_Data shown_.
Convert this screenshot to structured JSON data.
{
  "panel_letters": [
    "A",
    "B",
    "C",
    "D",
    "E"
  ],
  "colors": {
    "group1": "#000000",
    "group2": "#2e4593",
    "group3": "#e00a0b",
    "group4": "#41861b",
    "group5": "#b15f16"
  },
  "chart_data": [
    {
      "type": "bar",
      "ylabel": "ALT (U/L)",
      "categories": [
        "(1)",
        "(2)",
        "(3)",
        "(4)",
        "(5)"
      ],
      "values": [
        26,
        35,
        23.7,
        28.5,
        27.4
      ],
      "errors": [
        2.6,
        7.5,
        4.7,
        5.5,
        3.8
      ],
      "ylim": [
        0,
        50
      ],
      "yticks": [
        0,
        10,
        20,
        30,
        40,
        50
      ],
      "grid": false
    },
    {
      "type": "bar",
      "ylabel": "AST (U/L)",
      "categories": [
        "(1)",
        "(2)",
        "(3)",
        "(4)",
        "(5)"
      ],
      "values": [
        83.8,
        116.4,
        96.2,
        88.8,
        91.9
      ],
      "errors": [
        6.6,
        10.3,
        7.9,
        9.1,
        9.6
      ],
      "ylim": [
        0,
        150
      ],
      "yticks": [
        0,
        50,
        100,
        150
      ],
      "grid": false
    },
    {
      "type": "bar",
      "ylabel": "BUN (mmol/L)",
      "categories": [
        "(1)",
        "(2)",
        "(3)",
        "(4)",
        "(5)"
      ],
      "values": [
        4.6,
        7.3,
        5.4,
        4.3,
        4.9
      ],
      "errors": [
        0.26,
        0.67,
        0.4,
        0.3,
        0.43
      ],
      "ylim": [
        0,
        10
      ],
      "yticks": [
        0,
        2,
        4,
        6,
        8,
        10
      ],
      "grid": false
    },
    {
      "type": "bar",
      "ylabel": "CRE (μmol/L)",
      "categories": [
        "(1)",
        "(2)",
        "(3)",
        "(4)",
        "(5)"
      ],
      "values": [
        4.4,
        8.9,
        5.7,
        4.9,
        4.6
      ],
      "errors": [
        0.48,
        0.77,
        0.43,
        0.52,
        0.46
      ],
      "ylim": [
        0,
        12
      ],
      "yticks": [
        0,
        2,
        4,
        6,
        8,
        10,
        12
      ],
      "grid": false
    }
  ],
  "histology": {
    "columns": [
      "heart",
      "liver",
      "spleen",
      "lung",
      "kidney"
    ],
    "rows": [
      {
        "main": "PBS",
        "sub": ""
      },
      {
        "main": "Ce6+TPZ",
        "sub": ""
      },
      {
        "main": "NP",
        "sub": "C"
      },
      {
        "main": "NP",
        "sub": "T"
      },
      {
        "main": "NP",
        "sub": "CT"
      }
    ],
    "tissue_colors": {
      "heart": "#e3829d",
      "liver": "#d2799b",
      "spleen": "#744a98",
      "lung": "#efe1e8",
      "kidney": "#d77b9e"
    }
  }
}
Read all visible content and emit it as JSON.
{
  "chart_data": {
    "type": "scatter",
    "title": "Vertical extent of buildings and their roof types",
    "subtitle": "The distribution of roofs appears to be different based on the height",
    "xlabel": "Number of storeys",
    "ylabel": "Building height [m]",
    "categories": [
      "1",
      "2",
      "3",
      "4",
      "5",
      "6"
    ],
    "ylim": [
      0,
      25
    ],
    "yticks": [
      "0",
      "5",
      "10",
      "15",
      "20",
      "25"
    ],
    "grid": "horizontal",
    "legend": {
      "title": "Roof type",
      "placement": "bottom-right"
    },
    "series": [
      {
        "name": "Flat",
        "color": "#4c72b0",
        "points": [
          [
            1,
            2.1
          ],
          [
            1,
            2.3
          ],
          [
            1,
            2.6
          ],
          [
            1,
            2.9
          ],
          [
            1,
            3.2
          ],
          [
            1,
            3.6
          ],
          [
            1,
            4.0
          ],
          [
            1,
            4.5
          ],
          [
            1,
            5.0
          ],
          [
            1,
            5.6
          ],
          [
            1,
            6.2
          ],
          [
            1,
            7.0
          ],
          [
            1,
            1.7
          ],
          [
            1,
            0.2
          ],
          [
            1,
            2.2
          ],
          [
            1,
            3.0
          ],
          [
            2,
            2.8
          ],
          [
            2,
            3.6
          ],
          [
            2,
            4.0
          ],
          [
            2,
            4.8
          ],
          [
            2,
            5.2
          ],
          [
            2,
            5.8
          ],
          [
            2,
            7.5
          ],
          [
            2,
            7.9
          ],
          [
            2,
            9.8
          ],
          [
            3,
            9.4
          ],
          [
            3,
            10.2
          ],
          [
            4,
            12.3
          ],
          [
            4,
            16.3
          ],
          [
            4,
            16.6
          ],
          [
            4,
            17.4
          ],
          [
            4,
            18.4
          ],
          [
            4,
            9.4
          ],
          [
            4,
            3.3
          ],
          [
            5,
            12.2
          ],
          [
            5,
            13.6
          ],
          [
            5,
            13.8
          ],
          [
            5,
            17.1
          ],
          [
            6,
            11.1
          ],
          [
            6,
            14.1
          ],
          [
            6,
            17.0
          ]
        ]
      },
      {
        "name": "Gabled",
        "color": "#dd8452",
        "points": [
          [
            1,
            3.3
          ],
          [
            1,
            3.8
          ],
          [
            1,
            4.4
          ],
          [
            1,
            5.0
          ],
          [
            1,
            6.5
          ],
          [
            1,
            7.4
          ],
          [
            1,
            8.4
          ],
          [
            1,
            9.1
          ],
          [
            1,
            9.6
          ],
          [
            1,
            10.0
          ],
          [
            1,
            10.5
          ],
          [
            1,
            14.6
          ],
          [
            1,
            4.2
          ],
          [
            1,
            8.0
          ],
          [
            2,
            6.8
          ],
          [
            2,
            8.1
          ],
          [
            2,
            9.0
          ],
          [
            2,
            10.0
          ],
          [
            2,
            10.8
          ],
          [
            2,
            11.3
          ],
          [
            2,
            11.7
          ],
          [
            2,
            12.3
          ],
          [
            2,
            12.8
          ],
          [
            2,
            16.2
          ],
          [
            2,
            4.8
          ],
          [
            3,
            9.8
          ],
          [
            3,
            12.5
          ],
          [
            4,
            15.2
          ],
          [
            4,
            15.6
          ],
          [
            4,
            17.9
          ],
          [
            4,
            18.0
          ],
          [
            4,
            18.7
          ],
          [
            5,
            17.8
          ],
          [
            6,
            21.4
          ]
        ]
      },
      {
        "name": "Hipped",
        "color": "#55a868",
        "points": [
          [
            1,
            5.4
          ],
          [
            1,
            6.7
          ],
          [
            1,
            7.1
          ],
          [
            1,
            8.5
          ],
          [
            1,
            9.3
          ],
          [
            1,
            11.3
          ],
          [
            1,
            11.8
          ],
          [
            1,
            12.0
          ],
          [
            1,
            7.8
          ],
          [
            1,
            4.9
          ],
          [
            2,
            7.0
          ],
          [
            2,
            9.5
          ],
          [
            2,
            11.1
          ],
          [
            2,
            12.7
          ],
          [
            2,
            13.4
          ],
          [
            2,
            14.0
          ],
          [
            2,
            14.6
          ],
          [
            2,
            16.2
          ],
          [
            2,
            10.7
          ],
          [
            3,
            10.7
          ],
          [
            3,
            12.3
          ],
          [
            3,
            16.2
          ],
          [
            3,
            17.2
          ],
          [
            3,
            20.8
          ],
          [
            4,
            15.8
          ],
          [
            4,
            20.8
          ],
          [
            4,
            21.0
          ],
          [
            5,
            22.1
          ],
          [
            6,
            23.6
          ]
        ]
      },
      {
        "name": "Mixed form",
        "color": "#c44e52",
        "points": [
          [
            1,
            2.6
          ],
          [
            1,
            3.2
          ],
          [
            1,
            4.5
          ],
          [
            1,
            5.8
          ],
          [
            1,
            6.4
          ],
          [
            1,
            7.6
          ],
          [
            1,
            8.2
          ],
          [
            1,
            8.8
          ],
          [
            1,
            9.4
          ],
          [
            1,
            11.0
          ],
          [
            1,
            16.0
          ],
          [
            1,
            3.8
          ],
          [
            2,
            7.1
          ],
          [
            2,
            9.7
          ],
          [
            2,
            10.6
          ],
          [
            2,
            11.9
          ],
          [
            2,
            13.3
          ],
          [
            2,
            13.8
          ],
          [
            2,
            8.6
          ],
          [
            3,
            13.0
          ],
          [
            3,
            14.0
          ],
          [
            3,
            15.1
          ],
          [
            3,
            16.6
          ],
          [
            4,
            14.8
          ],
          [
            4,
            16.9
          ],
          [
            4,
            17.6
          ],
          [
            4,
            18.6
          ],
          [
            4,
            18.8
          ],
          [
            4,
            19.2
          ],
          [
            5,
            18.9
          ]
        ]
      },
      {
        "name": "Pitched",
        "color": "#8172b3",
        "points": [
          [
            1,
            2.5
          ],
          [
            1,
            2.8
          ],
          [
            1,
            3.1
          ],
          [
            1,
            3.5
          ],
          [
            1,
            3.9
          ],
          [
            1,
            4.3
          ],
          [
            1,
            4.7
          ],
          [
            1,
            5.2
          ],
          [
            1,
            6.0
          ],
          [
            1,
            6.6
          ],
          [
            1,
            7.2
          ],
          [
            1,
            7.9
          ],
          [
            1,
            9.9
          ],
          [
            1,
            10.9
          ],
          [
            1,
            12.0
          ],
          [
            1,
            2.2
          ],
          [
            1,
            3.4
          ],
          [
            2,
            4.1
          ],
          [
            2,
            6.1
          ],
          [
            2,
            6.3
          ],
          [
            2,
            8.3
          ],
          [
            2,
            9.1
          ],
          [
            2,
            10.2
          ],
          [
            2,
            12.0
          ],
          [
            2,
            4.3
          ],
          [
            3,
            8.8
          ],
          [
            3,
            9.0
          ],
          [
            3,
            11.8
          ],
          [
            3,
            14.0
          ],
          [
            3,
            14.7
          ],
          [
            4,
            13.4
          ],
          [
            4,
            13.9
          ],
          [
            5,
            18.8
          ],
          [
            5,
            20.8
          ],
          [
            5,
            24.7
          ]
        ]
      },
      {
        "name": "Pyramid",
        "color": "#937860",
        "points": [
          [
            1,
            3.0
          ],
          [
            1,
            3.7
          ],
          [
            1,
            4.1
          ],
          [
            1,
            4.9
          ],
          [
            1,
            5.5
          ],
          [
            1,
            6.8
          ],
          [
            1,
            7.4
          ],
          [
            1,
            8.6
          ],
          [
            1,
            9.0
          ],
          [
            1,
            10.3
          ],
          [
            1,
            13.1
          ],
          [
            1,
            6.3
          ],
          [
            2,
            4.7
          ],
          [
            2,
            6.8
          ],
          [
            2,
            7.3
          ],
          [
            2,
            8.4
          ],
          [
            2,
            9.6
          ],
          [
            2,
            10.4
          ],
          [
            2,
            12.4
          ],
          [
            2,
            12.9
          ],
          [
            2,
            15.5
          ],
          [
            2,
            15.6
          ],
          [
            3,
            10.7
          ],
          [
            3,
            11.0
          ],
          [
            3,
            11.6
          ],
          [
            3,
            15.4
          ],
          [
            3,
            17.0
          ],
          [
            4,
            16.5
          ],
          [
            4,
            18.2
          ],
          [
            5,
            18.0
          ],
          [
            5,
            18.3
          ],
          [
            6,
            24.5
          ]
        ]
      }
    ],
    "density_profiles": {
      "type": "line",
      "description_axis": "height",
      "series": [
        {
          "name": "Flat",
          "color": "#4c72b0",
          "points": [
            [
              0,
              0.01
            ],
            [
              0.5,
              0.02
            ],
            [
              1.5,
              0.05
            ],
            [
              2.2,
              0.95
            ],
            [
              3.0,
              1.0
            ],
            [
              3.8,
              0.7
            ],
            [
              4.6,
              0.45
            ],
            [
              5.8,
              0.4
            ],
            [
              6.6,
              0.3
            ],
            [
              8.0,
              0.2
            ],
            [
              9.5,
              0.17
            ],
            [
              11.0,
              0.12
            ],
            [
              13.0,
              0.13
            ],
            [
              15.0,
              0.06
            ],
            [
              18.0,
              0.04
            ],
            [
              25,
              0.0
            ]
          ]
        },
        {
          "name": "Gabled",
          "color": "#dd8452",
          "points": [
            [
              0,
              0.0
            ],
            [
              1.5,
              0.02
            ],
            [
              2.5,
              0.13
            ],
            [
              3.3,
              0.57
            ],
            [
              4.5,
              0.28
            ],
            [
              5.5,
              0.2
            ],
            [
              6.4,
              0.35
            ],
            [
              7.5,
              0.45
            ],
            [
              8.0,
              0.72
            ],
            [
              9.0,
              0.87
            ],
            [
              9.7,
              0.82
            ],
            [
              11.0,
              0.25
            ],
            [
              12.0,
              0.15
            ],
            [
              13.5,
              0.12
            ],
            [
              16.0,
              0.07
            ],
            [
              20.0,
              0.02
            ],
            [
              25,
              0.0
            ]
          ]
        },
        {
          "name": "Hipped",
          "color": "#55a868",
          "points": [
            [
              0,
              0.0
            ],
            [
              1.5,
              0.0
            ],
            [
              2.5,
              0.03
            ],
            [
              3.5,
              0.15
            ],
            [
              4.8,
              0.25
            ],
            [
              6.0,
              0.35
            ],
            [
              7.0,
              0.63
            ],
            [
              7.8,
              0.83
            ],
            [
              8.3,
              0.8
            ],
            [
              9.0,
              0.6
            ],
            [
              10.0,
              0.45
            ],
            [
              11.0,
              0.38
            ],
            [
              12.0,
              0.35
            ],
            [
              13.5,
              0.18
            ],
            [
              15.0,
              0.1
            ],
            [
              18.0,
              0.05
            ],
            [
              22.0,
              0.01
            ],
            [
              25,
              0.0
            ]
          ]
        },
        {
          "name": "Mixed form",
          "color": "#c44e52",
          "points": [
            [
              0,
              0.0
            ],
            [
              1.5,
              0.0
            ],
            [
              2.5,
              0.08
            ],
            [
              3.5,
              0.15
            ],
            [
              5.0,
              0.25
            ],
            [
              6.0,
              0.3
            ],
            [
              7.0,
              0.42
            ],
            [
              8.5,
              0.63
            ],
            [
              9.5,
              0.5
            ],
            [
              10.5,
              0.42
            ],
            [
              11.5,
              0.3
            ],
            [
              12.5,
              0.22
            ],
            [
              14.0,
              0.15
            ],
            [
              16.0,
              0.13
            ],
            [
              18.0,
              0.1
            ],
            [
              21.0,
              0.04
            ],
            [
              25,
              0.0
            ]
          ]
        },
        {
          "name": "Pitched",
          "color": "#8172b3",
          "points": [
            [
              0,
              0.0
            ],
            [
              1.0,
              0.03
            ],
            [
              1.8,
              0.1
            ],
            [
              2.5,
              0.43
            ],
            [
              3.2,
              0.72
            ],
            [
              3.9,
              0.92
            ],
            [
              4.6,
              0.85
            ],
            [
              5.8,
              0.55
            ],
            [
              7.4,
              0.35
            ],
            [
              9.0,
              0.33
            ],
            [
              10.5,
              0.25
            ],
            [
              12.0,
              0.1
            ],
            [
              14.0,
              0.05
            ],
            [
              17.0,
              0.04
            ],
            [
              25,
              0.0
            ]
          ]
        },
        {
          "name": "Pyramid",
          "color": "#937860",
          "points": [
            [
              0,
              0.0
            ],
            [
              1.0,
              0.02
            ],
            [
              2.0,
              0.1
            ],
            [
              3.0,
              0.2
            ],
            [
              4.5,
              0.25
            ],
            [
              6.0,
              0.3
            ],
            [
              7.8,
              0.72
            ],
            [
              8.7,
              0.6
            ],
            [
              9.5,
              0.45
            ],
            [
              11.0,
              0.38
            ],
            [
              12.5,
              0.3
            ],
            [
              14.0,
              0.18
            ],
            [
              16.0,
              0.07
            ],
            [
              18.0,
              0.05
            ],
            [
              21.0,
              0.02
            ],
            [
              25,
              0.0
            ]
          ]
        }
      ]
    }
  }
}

_Request_. Pick out each line above that includes "height" and show it.

_Solution for this exercise_.
    "subtitle": "The distribution of roofs appears to be different based on the height",
    "ylabel": "Building height [m]",
      "description_axis": "height",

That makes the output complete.